| REQUIREMENT |
Pick out every line with the word "постановления" and copy it.

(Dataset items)
^^^^^^^^^^^^^^^^
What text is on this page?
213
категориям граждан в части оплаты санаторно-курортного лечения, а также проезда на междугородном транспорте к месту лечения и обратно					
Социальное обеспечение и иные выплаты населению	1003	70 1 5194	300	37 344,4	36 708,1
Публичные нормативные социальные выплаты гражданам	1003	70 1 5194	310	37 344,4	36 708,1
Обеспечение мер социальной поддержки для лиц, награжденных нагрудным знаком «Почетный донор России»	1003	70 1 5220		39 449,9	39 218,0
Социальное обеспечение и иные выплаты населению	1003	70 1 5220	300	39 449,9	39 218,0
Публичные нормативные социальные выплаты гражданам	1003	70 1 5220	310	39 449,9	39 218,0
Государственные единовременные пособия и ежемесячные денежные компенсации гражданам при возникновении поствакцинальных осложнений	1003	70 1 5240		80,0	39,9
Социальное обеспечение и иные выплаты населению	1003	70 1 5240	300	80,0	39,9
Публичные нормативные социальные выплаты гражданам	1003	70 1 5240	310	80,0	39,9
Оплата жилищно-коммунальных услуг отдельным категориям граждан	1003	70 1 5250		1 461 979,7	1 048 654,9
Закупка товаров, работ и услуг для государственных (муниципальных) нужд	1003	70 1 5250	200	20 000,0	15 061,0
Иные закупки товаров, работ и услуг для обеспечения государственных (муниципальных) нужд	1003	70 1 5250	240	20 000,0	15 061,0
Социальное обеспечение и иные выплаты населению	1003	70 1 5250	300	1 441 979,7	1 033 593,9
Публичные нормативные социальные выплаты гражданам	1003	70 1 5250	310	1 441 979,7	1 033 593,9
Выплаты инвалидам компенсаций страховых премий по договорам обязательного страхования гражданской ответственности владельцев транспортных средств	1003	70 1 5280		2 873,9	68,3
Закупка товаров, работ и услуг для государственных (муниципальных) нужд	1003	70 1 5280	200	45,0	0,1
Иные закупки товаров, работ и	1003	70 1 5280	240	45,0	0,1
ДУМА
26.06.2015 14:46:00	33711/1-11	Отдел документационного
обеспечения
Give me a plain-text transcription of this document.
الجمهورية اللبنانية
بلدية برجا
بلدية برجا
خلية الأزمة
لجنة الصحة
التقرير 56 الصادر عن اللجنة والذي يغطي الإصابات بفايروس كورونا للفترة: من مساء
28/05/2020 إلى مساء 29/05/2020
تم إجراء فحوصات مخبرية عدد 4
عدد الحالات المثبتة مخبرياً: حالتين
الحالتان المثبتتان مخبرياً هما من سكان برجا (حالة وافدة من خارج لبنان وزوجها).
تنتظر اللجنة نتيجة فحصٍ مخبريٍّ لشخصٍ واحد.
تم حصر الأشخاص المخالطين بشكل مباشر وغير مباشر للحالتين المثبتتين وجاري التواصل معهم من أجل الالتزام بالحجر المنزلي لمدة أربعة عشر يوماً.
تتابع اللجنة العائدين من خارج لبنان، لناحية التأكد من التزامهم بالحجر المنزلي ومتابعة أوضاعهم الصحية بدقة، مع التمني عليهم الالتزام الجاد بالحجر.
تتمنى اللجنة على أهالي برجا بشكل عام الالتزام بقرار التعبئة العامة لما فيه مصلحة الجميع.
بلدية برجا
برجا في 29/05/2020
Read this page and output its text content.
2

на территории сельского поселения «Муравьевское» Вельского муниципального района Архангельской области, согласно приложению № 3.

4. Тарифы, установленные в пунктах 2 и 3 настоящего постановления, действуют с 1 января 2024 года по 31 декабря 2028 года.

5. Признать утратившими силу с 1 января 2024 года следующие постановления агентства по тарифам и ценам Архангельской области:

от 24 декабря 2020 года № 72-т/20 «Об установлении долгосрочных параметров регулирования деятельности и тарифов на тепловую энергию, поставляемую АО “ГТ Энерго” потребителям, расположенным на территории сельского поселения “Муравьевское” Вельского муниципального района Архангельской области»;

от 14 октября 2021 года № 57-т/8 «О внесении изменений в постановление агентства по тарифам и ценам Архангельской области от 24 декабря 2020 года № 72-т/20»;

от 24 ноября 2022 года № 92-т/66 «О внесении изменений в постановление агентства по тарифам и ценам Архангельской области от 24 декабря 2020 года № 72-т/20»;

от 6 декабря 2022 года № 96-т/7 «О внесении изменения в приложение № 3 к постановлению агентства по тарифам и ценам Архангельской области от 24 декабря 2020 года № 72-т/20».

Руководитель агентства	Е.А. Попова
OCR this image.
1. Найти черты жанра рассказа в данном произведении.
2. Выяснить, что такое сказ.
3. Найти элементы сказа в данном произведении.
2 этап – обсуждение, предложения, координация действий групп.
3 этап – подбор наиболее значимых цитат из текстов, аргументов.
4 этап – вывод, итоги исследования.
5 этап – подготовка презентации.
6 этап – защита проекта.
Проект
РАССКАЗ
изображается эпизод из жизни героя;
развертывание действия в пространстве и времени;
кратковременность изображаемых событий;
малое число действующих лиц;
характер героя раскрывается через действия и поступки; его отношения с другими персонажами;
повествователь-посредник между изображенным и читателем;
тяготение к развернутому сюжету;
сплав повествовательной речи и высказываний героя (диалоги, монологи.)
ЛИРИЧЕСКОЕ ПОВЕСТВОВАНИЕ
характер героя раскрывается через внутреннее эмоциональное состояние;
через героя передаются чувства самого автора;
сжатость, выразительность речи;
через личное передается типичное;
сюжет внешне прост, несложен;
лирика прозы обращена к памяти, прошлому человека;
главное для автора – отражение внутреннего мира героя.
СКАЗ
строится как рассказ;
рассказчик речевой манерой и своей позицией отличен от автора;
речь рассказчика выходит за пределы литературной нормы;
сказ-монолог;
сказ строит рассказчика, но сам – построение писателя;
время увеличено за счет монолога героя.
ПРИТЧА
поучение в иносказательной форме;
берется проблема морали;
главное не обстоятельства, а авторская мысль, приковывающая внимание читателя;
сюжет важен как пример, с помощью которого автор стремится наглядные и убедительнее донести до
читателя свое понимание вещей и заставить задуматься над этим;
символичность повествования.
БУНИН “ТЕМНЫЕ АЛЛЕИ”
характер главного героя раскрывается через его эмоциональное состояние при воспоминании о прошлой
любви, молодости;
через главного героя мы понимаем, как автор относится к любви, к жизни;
^^^^^^^^^^^^^^^^
| SOLVED PROBLEM |
4. Тарифы, установленные в пунктах 2 и 3 настоящего постановления, действуют с 1 января 2024 года по 31 декабря 2028 года.
5. Признать утратившими силу с 1 января 2024 года следующие постановления агентства по тарифам и ценам Архангельской области:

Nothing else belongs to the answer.